# DIRECTIONS
Copy the lines from the one containing "card-title: 击杀技巧+ — [706, 1254, 967, 1296]" through the one containing "score-value: 20221 — [687, 496, 891, 564]", inclusive, changing "score-value" to "score-total" and leaving everything else unchanged.

# RECORD EXCERPTS

===============

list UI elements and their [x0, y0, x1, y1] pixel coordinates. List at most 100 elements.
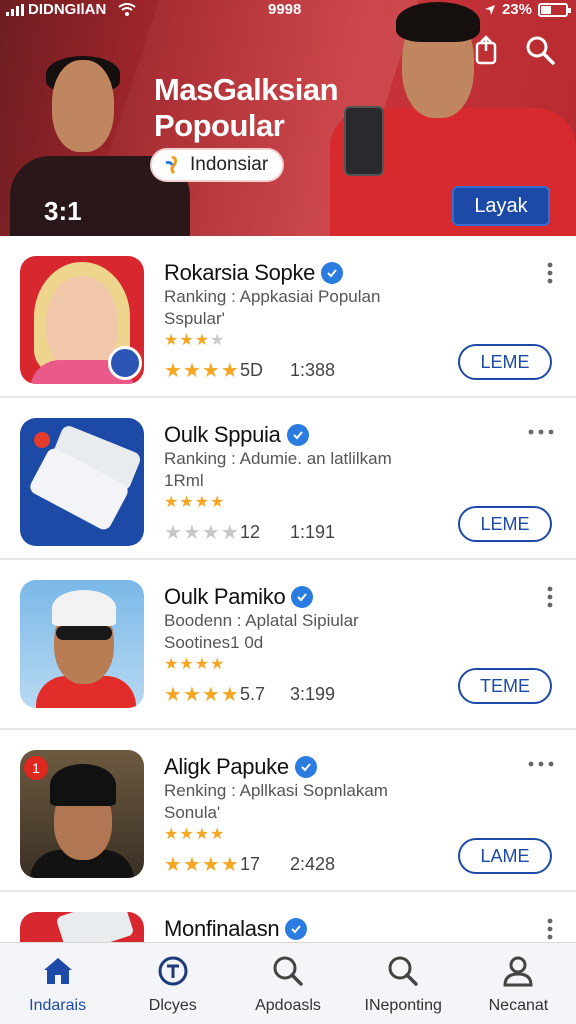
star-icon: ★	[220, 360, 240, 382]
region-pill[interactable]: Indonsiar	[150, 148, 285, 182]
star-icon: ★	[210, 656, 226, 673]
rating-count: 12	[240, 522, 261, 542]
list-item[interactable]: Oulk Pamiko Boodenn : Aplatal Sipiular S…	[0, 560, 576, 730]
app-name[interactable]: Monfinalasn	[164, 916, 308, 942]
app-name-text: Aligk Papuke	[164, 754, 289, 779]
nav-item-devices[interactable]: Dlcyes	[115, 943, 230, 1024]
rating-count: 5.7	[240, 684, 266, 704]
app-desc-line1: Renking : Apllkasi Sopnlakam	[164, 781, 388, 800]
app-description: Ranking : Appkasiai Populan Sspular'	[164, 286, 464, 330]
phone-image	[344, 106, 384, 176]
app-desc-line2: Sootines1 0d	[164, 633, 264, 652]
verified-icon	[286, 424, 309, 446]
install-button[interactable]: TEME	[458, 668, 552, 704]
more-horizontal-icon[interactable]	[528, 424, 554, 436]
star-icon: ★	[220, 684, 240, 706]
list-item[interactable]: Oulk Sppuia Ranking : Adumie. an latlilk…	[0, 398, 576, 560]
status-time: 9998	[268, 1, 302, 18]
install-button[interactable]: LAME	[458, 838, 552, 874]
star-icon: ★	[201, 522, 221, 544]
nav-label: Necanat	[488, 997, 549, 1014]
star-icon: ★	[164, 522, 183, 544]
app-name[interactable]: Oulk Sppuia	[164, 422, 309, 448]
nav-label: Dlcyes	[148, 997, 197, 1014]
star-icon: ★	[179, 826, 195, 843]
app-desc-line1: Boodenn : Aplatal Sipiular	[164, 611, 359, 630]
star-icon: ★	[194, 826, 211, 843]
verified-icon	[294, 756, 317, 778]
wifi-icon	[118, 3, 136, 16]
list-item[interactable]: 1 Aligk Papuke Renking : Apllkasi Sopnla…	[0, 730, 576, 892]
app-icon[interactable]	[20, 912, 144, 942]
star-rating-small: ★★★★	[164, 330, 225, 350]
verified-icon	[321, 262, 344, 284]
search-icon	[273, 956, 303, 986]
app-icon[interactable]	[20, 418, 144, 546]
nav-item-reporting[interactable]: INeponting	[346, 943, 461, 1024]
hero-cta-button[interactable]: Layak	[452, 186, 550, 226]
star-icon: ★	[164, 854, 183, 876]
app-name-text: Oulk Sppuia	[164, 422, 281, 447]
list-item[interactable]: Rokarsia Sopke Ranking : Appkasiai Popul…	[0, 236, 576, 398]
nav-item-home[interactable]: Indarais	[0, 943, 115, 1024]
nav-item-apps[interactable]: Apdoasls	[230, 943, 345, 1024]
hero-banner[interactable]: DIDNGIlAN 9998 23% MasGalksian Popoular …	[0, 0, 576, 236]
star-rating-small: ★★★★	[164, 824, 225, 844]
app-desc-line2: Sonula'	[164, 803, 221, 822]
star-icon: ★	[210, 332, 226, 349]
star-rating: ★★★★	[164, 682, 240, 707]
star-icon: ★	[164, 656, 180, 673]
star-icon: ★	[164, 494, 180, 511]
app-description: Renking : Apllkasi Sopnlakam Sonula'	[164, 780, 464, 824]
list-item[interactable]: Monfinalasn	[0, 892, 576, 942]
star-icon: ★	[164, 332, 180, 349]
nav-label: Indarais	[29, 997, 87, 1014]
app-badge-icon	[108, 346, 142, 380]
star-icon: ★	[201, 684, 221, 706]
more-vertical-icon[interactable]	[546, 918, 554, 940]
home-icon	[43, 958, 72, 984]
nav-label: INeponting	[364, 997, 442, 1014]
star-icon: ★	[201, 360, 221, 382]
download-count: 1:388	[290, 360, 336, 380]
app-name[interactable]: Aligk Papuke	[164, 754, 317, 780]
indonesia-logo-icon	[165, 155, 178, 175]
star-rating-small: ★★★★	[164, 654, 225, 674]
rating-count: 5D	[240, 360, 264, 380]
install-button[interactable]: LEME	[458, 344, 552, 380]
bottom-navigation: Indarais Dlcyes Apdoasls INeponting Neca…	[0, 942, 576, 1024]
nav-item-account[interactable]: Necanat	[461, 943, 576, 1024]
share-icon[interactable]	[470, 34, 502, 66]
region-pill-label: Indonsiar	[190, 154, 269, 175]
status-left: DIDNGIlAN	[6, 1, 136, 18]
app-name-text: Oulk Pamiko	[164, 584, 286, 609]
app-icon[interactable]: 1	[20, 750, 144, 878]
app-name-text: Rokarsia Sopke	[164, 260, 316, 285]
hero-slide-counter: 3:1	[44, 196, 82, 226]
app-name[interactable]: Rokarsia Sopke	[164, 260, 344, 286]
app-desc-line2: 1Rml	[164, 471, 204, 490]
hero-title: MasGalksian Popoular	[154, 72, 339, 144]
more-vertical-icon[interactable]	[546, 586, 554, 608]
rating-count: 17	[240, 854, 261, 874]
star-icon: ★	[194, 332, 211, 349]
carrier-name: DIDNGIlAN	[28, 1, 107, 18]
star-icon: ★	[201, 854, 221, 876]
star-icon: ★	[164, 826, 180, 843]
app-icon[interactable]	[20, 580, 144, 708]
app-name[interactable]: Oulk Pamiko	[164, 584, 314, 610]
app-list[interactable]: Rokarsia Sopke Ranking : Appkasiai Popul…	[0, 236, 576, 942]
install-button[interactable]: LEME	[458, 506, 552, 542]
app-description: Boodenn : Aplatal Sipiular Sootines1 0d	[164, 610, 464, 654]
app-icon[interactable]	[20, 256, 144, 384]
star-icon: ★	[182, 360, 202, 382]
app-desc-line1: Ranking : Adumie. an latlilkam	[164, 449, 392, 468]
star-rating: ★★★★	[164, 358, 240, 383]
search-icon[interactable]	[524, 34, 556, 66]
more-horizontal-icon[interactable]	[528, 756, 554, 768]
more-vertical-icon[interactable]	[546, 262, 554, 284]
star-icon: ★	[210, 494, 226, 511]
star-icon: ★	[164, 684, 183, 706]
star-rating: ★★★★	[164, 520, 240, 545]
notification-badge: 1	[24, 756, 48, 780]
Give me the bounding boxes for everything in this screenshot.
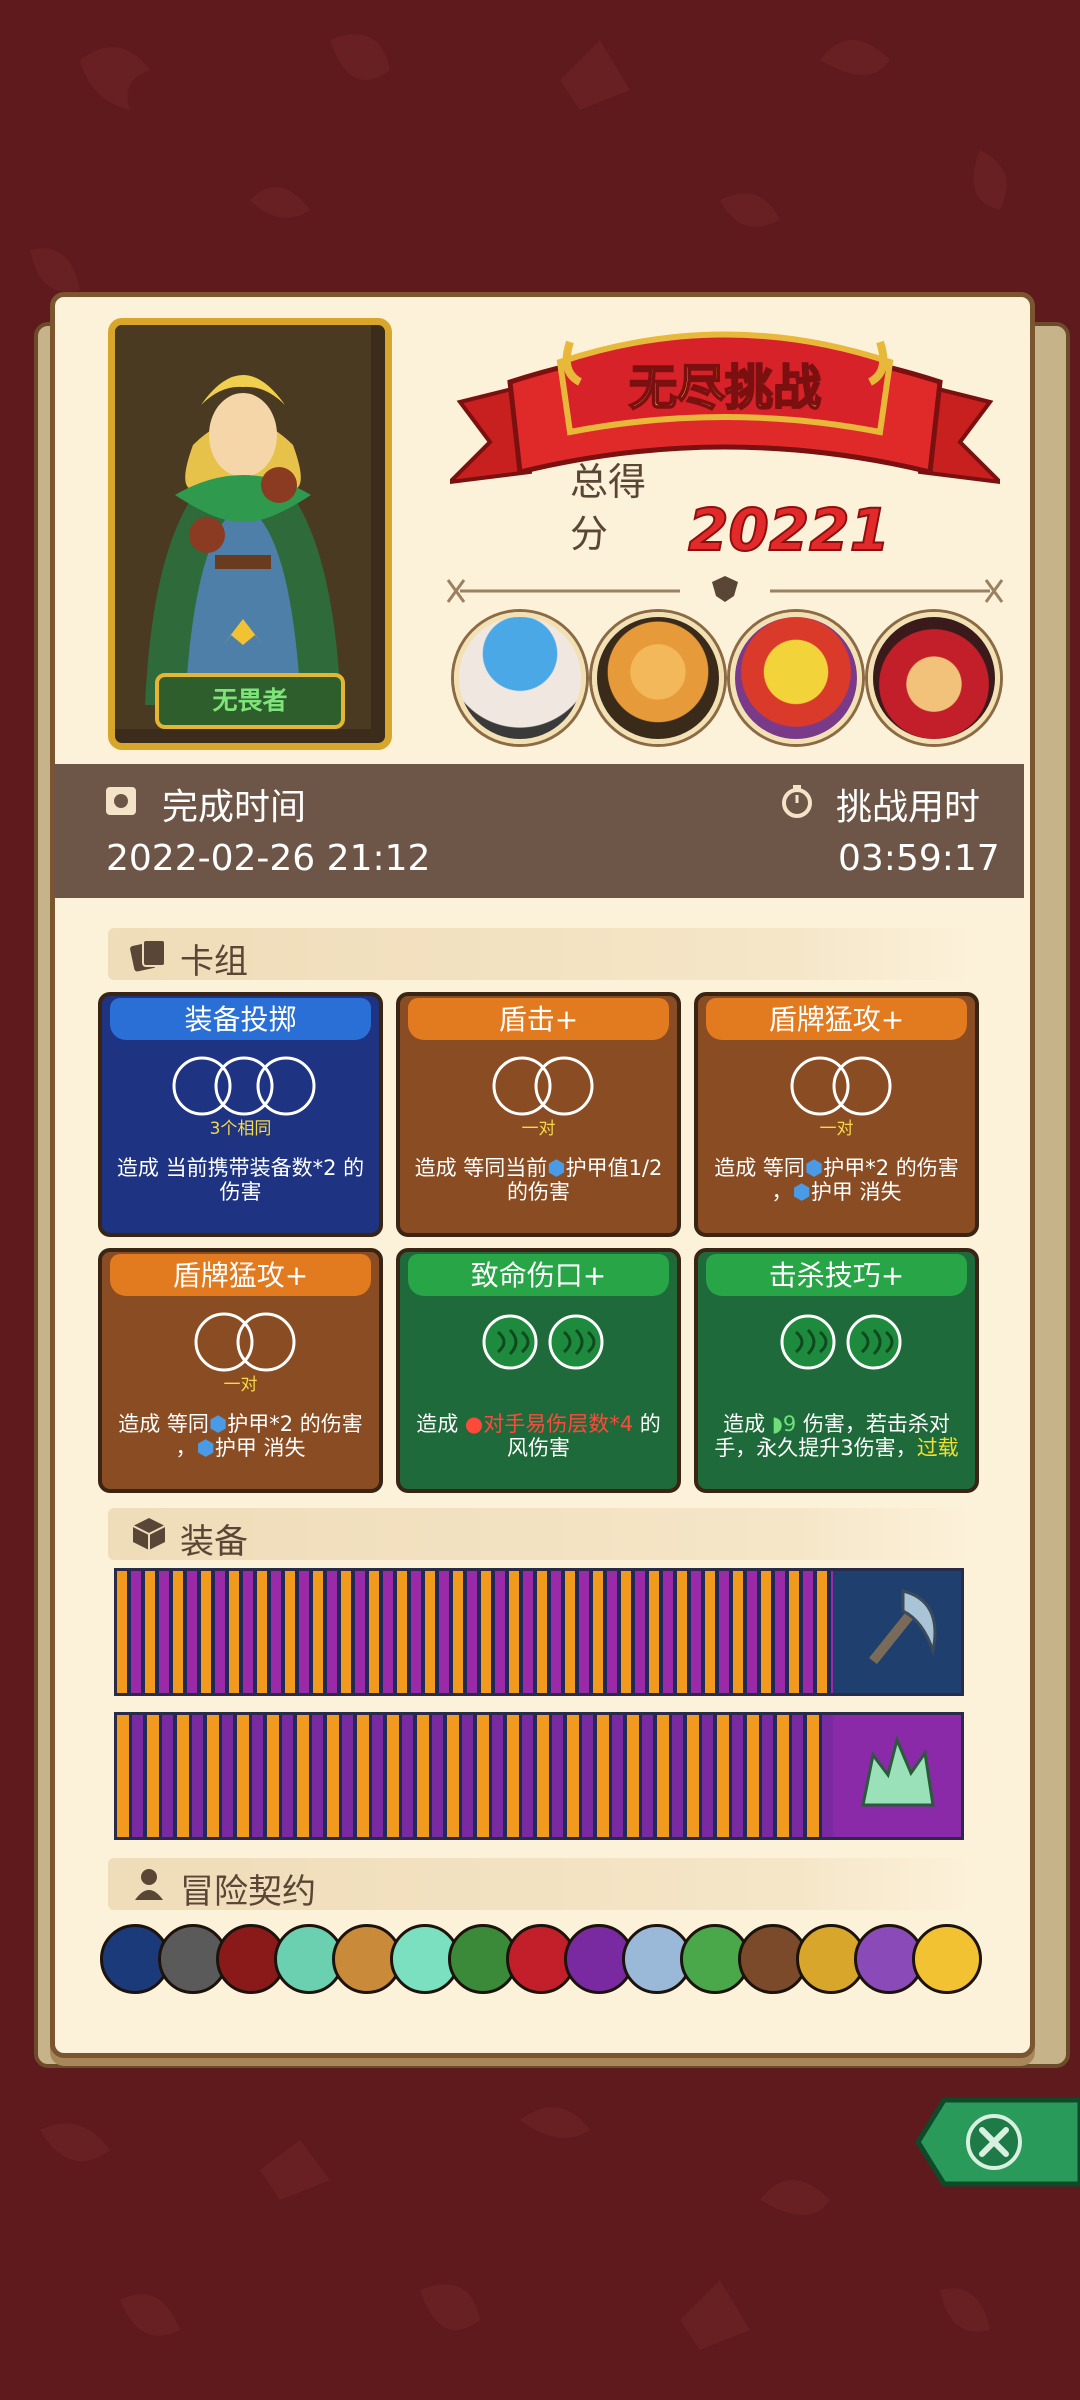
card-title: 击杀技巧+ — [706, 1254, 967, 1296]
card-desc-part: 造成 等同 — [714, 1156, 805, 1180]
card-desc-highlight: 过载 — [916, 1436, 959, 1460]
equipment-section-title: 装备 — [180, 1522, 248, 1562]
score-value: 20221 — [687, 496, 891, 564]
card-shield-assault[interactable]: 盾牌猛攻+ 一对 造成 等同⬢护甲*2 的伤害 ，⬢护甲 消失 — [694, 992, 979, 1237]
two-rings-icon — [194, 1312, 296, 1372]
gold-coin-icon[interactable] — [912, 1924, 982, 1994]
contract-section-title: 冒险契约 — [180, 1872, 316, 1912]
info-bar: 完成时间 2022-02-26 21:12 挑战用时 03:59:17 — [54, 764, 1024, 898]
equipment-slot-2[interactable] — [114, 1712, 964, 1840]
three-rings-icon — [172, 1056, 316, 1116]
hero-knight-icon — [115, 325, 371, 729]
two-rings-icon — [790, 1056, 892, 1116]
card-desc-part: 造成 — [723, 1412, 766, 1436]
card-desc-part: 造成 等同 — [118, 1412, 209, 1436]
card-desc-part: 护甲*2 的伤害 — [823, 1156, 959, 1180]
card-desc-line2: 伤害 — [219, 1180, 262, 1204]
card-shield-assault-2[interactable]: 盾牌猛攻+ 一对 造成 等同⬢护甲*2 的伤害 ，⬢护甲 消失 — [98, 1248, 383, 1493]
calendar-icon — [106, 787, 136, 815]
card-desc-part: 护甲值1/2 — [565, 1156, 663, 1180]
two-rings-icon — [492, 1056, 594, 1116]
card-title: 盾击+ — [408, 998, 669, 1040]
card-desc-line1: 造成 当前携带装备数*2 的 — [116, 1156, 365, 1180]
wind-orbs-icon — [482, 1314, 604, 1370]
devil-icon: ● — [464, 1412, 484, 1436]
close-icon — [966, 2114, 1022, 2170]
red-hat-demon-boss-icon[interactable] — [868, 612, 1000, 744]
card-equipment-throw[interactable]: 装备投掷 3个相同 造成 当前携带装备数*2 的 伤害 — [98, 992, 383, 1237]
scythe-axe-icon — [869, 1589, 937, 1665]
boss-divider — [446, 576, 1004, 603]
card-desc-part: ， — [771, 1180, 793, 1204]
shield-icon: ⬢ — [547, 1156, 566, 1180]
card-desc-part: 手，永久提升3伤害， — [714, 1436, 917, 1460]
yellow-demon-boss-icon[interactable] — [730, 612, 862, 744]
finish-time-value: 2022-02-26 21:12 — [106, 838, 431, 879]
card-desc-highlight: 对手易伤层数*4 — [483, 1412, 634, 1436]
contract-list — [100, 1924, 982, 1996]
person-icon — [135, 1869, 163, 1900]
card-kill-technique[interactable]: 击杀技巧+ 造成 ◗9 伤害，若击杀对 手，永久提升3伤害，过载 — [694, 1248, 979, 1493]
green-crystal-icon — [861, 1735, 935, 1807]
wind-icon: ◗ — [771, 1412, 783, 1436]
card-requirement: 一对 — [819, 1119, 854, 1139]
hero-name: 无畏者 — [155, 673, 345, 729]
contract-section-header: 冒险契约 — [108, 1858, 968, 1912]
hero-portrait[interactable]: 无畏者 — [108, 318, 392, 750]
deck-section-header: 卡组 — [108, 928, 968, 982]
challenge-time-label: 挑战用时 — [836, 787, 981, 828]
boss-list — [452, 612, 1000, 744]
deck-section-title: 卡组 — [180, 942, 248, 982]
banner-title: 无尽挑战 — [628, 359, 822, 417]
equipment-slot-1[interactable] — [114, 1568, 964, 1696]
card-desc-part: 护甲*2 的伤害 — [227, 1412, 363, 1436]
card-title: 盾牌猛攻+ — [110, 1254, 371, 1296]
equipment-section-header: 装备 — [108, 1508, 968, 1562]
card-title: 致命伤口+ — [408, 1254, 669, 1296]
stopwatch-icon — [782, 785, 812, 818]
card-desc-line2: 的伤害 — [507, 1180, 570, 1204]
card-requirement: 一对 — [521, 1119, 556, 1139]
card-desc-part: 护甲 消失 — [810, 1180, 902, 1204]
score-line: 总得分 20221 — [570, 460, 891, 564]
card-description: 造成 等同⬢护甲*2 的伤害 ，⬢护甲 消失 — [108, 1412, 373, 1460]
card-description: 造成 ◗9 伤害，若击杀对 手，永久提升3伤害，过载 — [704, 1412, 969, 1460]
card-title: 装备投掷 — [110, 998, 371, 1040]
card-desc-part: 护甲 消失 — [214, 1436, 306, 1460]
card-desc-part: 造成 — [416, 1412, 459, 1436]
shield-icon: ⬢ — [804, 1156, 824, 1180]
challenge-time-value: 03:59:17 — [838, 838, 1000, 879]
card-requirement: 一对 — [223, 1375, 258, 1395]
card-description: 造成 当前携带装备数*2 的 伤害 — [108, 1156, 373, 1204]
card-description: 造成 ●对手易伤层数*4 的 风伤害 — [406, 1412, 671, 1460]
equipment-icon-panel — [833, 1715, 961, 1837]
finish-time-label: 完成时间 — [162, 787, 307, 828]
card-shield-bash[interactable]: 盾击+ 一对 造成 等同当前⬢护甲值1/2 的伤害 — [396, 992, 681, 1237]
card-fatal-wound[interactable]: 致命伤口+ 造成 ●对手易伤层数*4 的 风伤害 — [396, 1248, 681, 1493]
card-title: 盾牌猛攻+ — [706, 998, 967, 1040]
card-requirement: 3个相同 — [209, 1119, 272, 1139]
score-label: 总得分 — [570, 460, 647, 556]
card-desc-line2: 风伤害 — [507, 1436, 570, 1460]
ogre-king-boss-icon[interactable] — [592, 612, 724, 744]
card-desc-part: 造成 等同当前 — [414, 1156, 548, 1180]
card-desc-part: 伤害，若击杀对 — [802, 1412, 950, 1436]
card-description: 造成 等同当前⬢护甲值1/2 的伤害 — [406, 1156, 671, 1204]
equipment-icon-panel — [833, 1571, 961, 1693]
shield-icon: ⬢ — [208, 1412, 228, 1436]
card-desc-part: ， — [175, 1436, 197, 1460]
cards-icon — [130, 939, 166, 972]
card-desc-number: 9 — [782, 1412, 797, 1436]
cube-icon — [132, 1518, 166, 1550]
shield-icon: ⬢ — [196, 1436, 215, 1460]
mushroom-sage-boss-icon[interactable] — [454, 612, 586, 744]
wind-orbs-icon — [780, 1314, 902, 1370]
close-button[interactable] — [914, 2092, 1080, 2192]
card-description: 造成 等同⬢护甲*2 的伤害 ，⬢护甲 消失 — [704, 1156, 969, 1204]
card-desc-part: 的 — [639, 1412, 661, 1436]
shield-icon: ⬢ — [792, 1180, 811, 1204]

===============

# EXPECTED ANSWER
card-title: 击杀技巧+ — [706, 1254, 967, 1296]
card-desc-part: 造成 等同 — [714, 1156, 805, 1180]
card-desc-highlight: 过载 — [916, 1436, 959, 1460]
equipment-section-title: 装备 — [180, 1522, 248, 1562]
score-total: 20221 — [687, 496, 891, 564]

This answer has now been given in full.